### DESCRIPTION OF THE TASK:
Give only the number of lines in the data that contain the word "caption".

----

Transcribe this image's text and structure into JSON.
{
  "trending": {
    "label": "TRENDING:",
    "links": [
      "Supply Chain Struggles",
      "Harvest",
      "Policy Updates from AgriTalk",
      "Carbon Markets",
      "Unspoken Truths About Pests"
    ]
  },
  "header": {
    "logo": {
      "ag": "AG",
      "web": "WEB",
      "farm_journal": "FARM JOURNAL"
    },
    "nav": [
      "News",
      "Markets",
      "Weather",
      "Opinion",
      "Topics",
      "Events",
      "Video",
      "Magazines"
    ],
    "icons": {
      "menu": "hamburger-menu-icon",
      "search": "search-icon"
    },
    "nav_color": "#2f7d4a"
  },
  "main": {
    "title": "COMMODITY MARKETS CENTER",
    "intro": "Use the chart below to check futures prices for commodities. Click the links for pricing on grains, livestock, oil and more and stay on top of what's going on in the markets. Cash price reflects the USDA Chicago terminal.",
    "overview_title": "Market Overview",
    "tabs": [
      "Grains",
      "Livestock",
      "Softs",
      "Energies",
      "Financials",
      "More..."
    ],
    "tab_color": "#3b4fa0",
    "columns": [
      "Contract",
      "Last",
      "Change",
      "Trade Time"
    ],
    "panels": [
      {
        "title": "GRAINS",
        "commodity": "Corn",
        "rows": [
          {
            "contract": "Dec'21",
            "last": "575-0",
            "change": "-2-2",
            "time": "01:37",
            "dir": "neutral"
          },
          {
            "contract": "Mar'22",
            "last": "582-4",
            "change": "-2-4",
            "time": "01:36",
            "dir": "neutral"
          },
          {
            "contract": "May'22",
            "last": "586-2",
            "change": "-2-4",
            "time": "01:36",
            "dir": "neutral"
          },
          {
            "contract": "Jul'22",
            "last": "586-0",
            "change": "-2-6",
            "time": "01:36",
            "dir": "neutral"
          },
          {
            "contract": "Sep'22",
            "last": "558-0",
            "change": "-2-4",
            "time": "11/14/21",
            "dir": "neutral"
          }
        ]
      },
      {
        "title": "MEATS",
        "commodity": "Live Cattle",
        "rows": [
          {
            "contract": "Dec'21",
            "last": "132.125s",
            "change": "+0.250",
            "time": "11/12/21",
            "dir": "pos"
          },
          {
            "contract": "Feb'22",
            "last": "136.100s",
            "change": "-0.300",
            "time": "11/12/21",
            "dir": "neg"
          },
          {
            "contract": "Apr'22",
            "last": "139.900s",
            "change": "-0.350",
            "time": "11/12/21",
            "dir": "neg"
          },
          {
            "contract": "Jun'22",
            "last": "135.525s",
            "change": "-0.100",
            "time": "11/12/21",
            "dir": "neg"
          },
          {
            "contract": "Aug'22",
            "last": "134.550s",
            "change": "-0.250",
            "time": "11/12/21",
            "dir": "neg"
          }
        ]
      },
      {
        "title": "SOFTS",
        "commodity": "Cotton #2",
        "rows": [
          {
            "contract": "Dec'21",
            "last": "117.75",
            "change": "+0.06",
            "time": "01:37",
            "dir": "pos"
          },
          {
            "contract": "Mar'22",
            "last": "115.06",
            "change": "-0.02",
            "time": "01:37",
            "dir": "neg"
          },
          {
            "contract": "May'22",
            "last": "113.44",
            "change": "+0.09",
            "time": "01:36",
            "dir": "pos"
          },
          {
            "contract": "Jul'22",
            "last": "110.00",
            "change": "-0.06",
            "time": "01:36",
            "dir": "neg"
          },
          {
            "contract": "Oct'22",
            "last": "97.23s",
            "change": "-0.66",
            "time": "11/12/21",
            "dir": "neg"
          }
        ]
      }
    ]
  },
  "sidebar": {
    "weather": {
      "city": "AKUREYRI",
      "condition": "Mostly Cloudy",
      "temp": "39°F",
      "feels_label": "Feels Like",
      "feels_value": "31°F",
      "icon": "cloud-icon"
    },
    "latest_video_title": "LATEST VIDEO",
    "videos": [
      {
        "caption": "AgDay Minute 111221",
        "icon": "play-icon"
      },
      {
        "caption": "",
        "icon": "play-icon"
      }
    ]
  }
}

----

### EXERCISE RESULT:
2